_DIRECTION_
Single out each line with the word "value" and copy it.

_TASK MATERIAL_
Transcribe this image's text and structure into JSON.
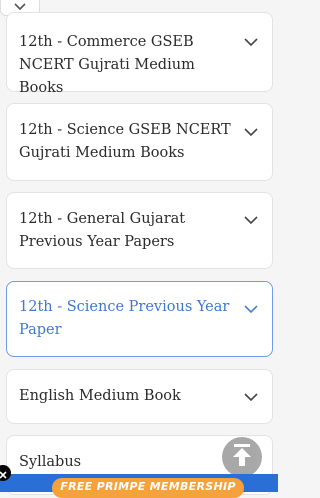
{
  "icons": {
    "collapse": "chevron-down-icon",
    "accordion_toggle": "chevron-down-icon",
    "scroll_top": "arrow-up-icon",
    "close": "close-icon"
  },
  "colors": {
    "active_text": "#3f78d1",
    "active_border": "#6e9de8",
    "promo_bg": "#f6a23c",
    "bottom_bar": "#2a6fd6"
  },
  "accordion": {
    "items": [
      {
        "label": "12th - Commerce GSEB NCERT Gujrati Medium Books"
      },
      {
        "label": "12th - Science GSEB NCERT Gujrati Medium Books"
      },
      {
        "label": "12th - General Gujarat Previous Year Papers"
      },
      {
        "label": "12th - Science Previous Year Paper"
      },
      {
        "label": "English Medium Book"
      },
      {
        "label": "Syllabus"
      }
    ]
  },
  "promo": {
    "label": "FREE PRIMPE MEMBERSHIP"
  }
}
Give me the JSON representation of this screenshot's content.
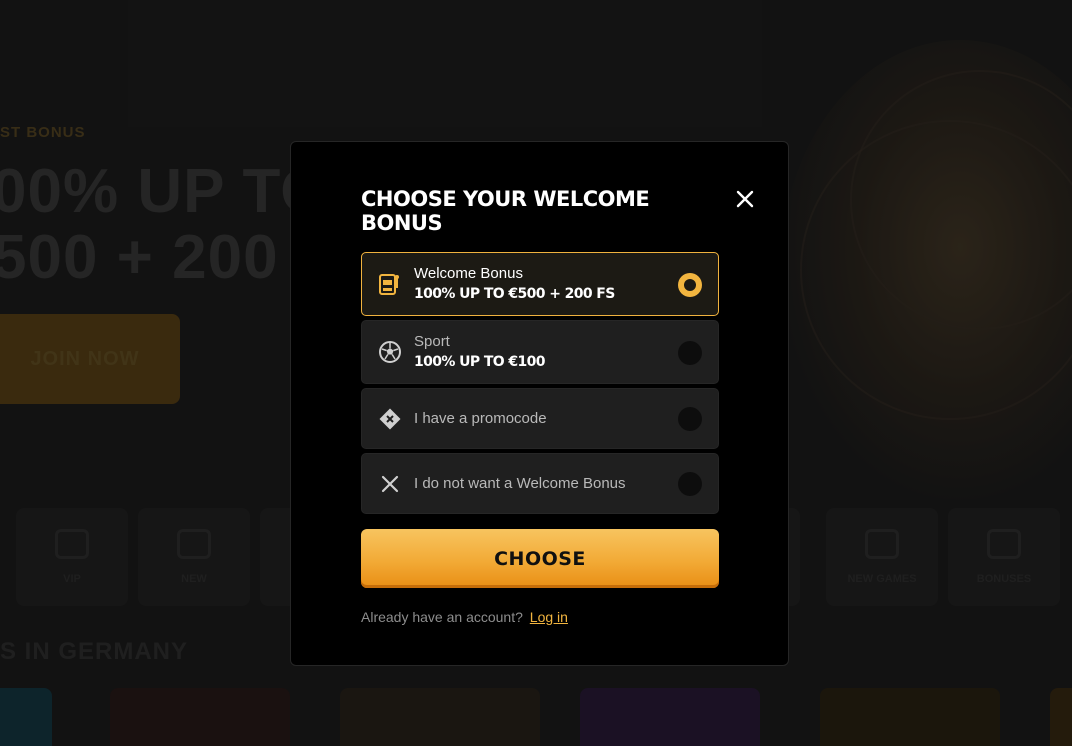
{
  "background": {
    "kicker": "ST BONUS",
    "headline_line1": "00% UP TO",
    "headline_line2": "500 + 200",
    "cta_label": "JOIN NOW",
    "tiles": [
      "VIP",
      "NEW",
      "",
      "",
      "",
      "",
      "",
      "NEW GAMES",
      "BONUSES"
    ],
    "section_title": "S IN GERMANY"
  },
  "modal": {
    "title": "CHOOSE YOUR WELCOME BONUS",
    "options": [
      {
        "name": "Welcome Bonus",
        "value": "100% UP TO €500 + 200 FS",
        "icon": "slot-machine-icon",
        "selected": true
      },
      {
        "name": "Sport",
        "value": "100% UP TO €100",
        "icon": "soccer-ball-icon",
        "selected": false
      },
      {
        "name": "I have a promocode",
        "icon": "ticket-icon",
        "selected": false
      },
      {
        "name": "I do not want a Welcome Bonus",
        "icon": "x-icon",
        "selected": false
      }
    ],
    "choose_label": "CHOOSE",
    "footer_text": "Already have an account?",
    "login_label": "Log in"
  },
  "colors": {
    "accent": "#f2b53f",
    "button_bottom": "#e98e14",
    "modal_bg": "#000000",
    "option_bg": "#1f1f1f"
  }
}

_REPLY TO THE EXERCISE_
        "value": "100% UP TO €500 + 200 FS",
        "value": "100% UP TO €100",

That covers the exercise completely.